[Instruction] Write out the lines of the data below without any alteration, beginning with the line that contains "operation-description: Account login" and ending with the line that contains "operation-path: /auth/login bbox=[135, 203, 241, 221]", both included.

(Records from a dataset)
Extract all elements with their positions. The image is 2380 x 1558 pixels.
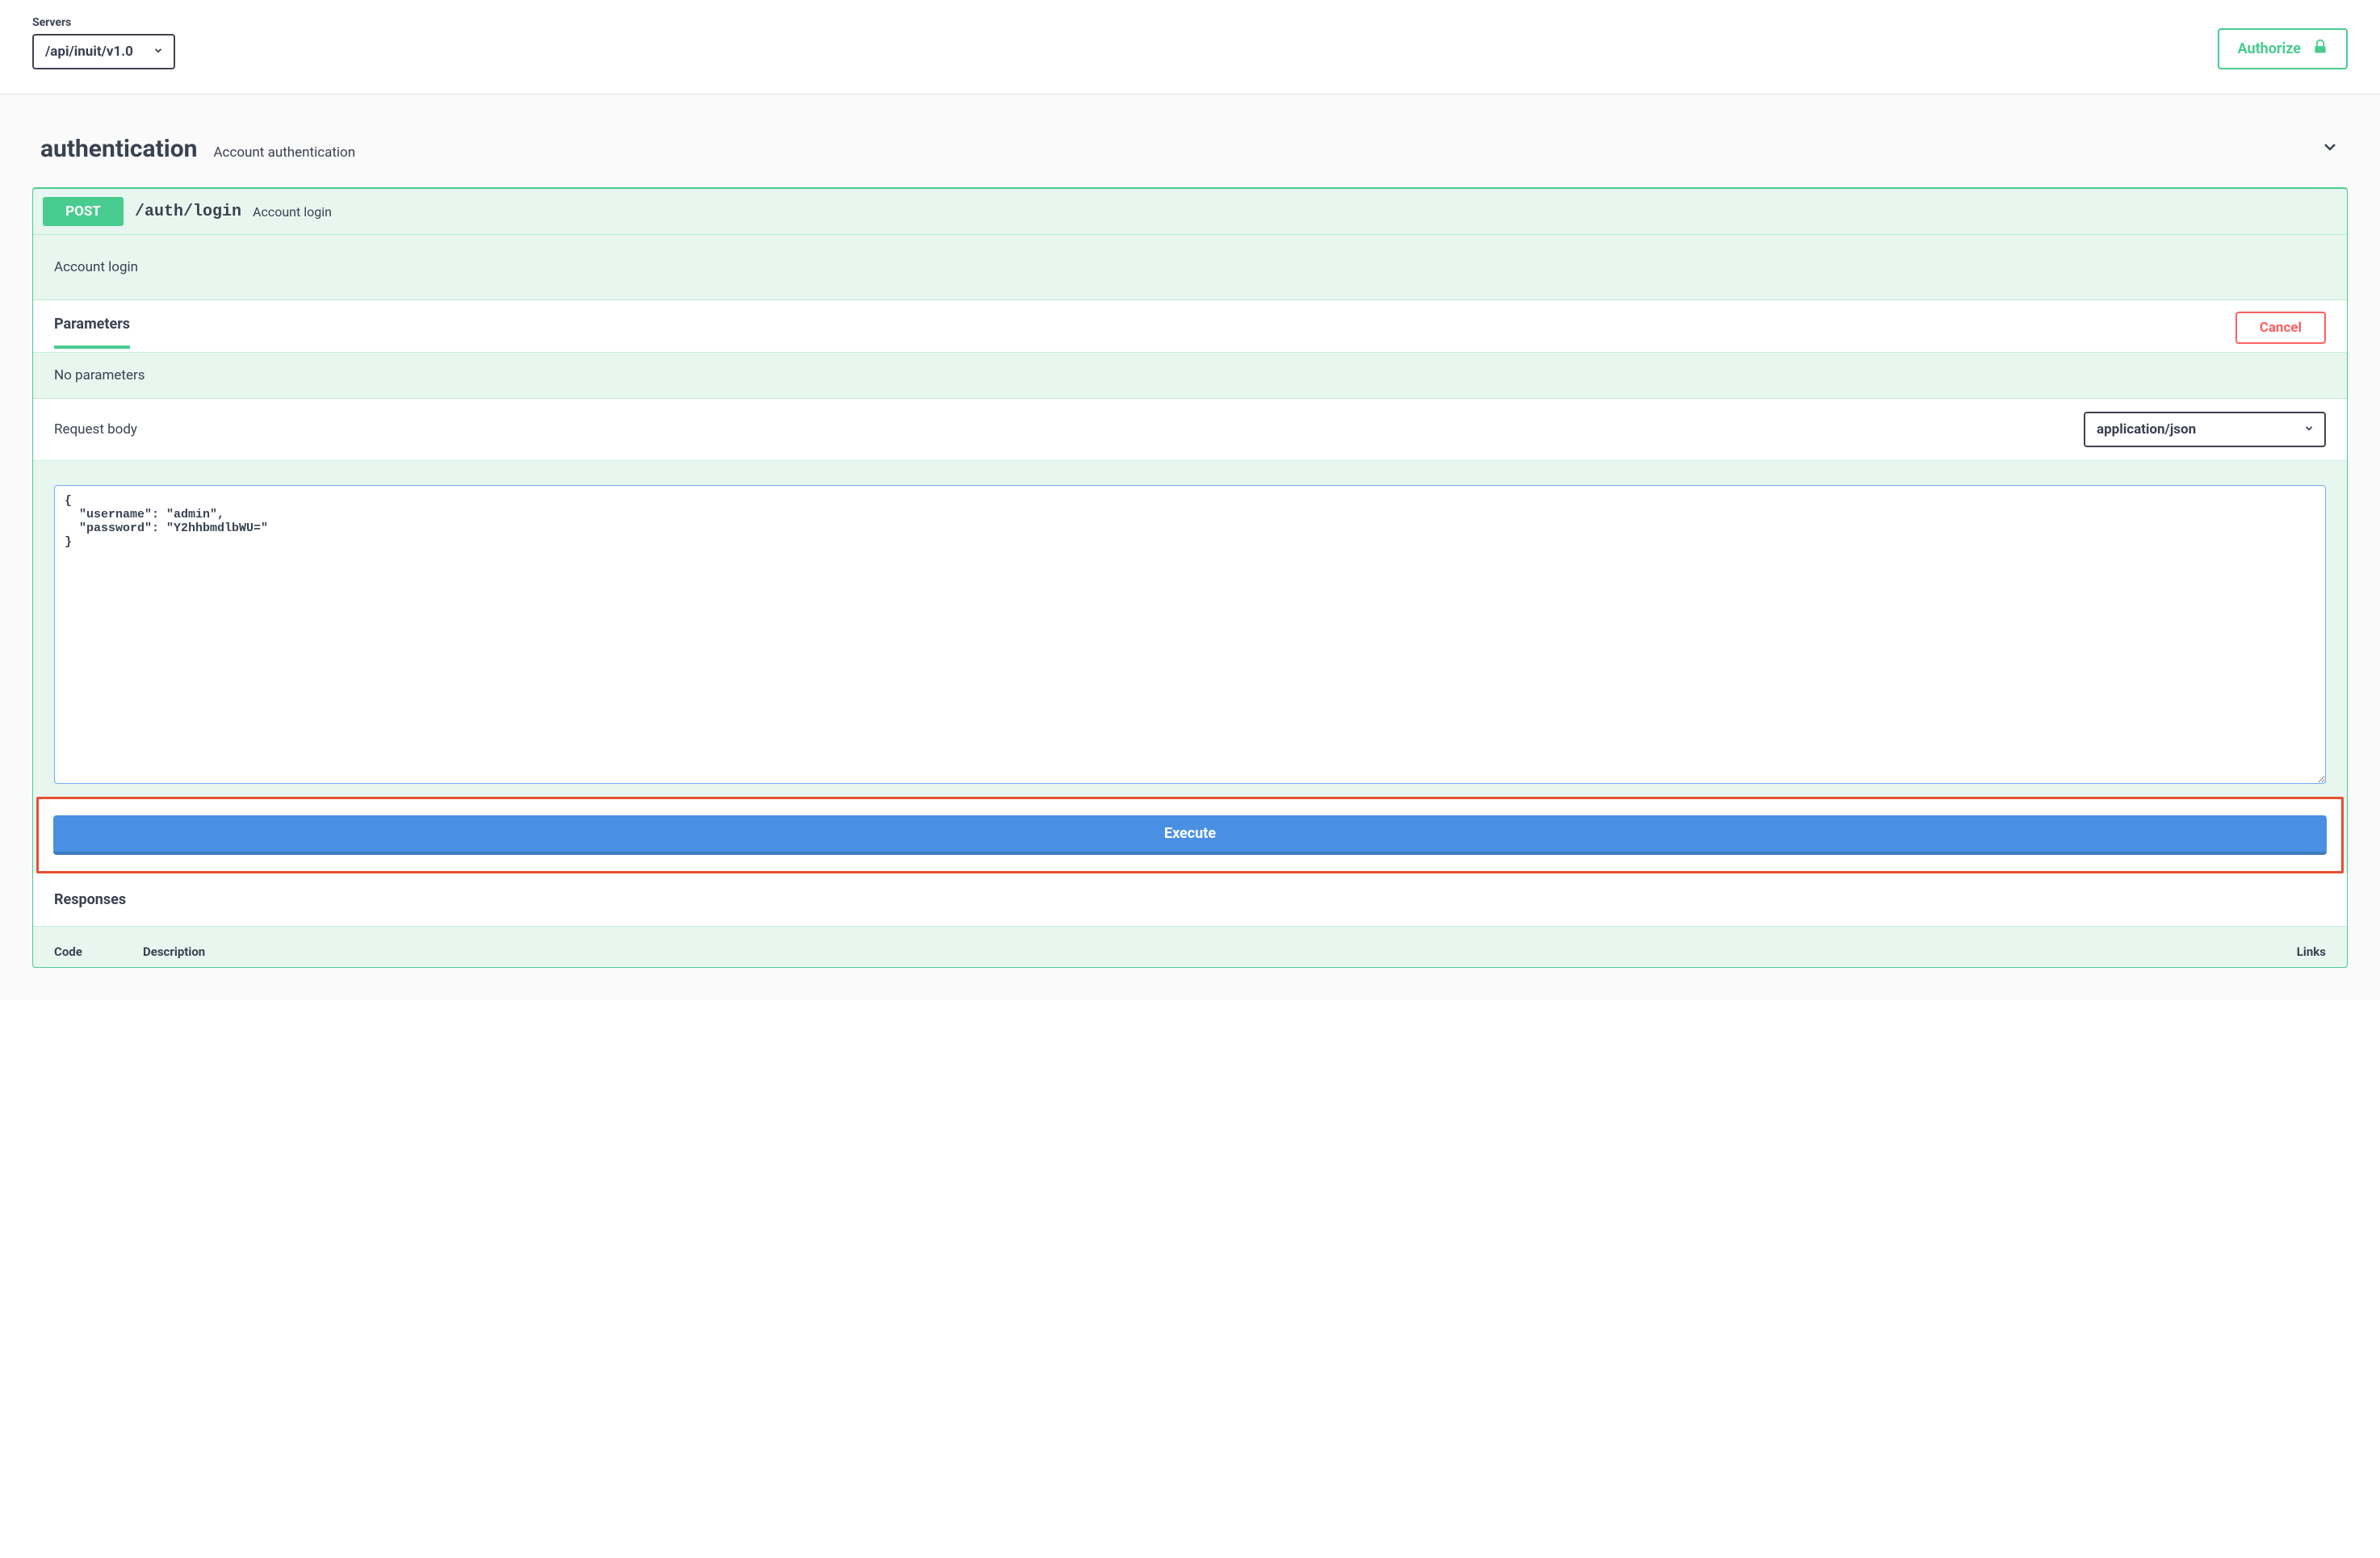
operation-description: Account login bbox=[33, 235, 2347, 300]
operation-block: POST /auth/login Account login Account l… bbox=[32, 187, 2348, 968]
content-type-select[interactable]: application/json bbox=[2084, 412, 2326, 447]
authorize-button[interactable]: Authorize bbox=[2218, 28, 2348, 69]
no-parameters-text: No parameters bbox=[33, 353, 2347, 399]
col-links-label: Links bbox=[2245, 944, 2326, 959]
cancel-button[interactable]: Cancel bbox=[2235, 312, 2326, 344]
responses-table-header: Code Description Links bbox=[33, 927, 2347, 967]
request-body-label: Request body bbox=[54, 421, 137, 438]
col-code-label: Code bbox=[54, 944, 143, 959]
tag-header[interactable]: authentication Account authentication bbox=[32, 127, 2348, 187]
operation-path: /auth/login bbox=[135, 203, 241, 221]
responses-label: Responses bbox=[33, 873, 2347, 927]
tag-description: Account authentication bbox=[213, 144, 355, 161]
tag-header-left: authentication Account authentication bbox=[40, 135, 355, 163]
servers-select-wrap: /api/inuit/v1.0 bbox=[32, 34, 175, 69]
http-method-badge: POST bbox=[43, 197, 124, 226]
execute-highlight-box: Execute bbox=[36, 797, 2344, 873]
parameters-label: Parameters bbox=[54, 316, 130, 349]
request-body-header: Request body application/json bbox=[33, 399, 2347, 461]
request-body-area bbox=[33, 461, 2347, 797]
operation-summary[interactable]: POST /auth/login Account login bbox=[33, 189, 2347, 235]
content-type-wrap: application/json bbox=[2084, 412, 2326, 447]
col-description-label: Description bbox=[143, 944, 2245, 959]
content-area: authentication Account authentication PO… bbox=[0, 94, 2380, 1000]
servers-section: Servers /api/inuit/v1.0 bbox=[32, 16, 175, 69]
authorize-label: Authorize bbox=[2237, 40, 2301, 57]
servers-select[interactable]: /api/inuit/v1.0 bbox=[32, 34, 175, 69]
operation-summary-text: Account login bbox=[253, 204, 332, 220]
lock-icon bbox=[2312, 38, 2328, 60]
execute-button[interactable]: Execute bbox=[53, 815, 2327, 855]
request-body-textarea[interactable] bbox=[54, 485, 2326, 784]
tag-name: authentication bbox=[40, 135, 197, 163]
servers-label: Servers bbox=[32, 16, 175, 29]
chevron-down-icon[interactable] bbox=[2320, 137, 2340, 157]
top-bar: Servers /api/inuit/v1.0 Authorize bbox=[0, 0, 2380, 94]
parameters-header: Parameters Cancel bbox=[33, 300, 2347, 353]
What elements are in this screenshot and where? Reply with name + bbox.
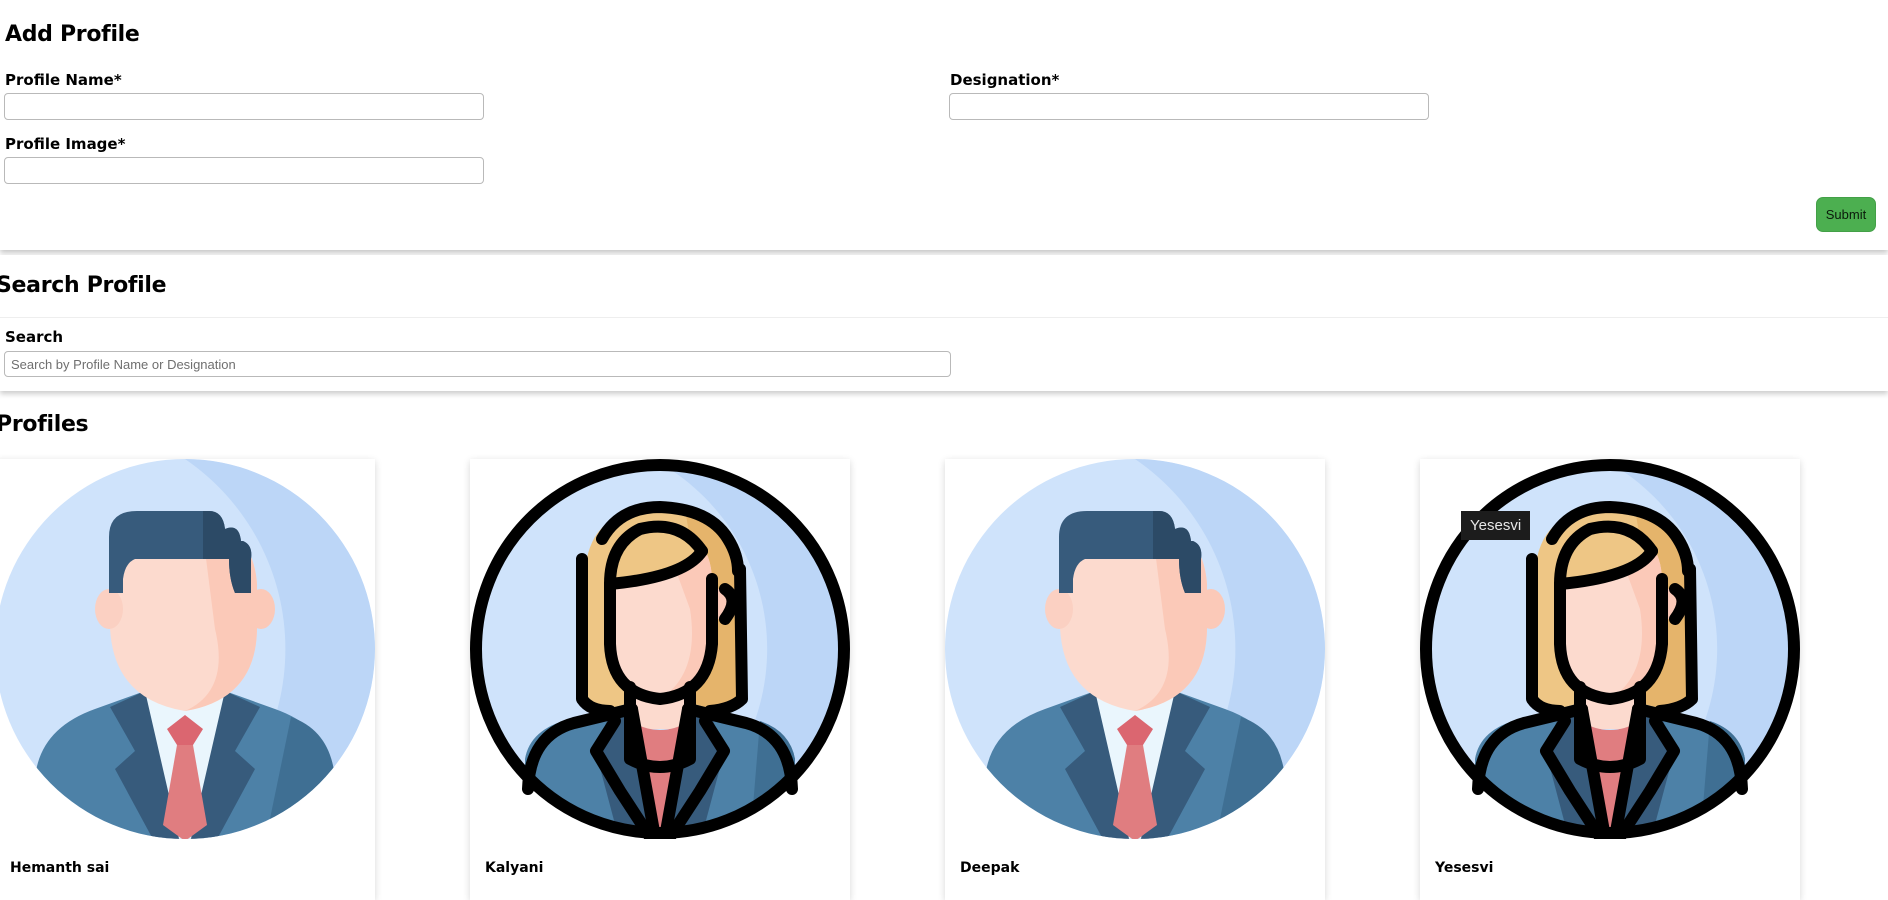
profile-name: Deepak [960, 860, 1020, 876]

[Result for this task]
operation-description: Account login bbox=[33, 235, 2347, 300]
operation-block: POST /auth/login Account login Account l… bbox=[32, 187, 2348, 968]
content-type-select[interactable]: application/json bbox=[2084, 412, 2326, 447]
authorize-button[interactable]: Authorize bbox=[2218, 28, 2348, 69]
no-parameters-text: No parameters bbox=[33, 353, 2347, 399]
col-links-label: Links bbox=[2245, 944, 2326, 959]
cancel-button[interactable]: Cancel bbox=[2235, 312, 2326, 344]
responses-table-header: Code Description Links bbox=[33, 927, 2347, 967]
request-body-label: Request body bbox=[54, 421, 137, 438]
col-code-label: Code bbox=[54, 944, 143, 959]
tag-header[interactable]: authentication Account authentication bbox=[32, 127, 2348, 187]
operation-path: /auth/login bbox=[135, 203, 241, 221]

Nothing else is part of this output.